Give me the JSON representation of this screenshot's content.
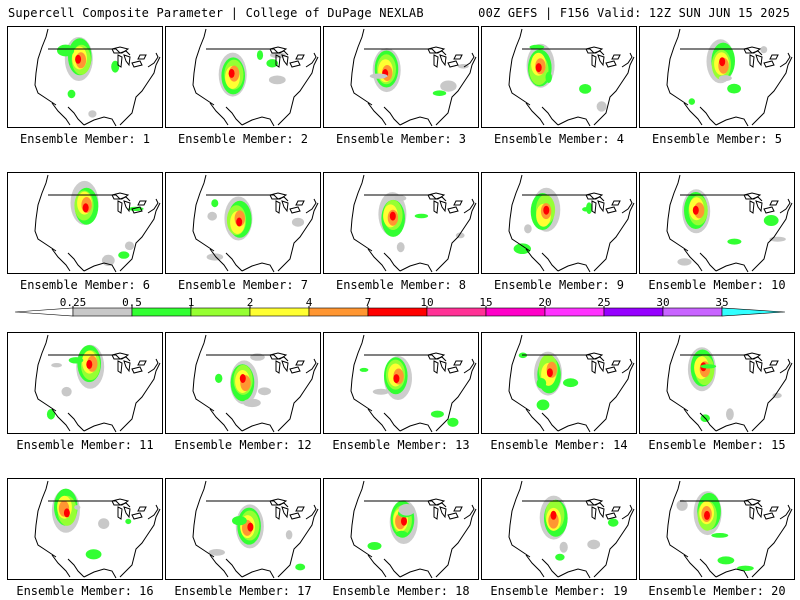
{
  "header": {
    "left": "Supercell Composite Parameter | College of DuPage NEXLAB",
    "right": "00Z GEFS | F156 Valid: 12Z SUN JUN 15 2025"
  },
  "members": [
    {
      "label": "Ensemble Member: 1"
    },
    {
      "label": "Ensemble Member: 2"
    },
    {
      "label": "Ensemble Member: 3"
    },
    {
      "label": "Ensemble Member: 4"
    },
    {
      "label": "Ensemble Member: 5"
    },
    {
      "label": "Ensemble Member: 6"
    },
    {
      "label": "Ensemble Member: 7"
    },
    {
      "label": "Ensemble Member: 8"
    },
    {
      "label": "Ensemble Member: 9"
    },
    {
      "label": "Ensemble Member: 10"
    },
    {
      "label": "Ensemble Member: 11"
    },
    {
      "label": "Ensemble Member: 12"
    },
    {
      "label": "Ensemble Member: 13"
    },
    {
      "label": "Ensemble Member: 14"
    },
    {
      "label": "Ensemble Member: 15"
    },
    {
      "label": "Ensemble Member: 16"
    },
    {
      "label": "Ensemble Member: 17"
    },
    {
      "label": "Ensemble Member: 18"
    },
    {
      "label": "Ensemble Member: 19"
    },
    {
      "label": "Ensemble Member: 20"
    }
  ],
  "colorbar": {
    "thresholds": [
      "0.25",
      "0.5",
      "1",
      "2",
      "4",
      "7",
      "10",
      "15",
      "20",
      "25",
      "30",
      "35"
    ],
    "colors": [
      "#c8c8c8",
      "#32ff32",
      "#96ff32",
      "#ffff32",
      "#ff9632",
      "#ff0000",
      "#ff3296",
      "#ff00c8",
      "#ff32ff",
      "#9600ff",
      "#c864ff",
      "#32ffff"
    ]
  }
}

________________________

_Task_
Return all of the entries word for word, but omit the pictures.

_Task answer_
Give me the JSON representation of this screenshot's content.
{
  "header": {
    "left": "Supercell Composite Parameter | College of DuPage NEXLAB",
    "right": "00Z GEFS | F156 Valid: 12Z SUN JUN 15 2025"
  },
  "members": [
    {
      "label": "Ensemble Member: 1"
    },
    {
      "label": "Ensemble Member: 2"
    },
    {
      "label": "Ensemble Member: 3"
    },
    {
      "label": "Ensemble Member: 4"
    },
    {
      "label": "Ensemble Member: 5"
    },
    {
      "label": "Ensemble Member: 6"
    },
    {
      "label": "Ensemble Member: 7"
    },
    {
      "label": "Ensemble Member: 8"
    },
    {
      "label": "Ensemble Member: 9"
    },
    {
      "label": "Ensemble Member: 10"
    },
    {
      "label": "Ensemble Member: 11"
    },
    {
      "label": "Ensemble Member: 12"
    },
    {
      "label": "Ensemble Member: 13"
    },
    {
      "label": "Ensemble Member: 14"
    },
    {
      "label": "Ensemble Member: 15"
    },
    {
      "label": "Ensemble Member: 16"
    },
    {
      "label": "Ensemble Member: 17"
    },
    {
      "label": "Ensemble Member: 18"
    },
    {
      "label": "Ensemble Member: 19"
    },
    {
      "label": "Ensemble Member: 20"
    }
  ],
  "colorbar": {
    "thresholds": [
      "0.25",
      "0.5",
      "1",
      "2",
      "4",
      "7",
      "10",
      "15",
      "20",
      "25",
      "30",
      "35"
    ],
    "colors": [
      "#c8c8c8",
      "#32ff32",
      "#96ff32",
      "#ffff32",
      "#ff9632",
      "#ff0000",
      "#ff3296",
      "#ff00c8",
      "#ff32ff",
      "#9600ff",
      "#c864ff",
      "#32ffff"
    ]
  }
}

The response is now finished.